- _What the task asks_:
Identify the lines bearing the string "ylabel" and gather them.

- _Dataset content_:
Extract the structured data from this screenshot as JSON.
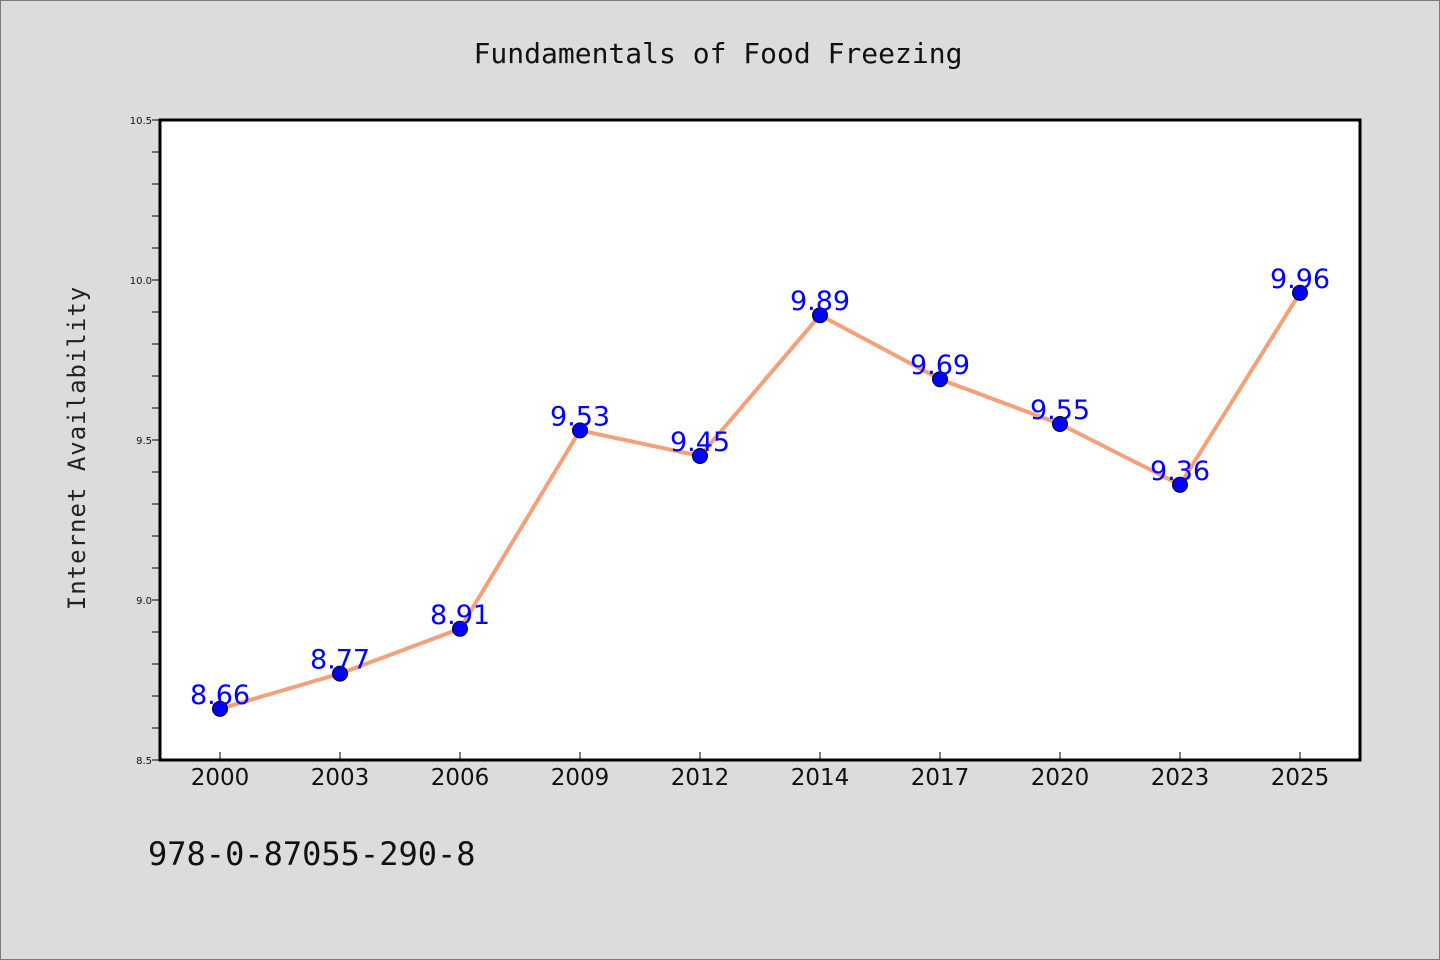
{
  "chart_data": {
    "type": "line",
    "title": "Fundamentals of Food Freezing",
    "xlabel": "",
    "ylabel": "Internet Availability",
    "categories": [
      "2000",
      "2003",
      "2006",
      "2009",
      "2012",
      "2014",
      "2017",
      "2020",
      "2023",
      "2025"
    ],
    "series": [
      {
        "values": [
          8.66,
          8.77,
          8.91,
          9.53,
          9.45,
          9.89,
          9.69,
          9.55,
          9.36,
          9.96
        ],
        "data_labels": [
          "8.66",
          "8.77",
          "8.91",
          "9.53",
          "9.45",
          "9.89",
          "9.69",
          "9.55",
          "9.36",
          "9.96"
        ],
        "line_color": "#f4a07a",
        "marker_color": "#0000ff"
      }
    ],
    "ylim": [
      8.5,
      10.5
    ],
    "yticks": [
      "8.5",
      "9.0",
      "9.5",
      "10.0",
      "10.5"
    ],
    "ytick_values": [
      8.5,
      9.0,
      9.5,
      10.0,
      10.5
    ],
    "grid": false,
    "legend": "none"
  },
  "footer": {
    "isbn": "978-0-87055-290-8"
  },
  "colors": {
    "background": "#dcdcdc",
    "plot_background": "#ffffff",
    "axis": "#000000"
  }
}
---
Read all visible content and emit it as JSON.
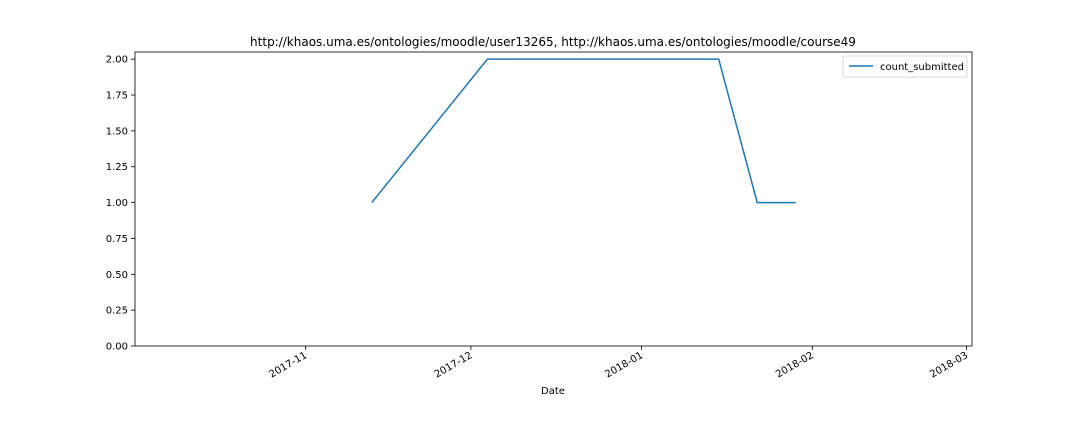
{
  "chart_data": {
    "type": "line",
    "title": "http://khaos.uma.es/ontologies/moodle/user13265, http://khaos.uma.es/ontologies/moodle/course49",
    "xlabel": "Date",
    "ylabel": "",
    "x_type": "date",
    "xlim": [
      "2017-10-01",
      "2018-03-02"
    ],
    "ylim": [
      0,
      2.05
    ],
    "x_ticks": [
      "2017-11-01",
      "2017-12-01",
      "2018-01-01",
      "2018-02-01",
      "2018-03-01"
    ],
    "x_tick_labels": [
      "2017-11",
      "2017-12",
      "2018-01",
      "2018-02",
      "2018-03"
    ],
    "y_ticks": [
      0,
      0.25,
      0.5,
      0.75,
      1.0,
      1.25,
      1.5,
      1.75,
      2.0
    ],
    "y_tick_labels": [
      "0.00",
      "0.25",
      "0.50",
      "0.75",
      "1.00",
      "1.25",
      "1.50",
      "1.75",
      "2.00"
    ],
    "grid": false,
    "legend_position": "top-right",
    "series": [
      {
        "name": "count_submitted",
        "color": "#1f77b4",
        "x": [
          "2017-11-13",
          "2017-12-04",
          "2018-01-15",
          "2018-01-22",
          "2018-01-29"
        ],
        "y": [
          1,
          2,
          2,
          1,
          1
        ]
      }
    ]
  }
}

- _Finished answer_:
    "ylabel": "Internet Availability",
    "ylabel": "",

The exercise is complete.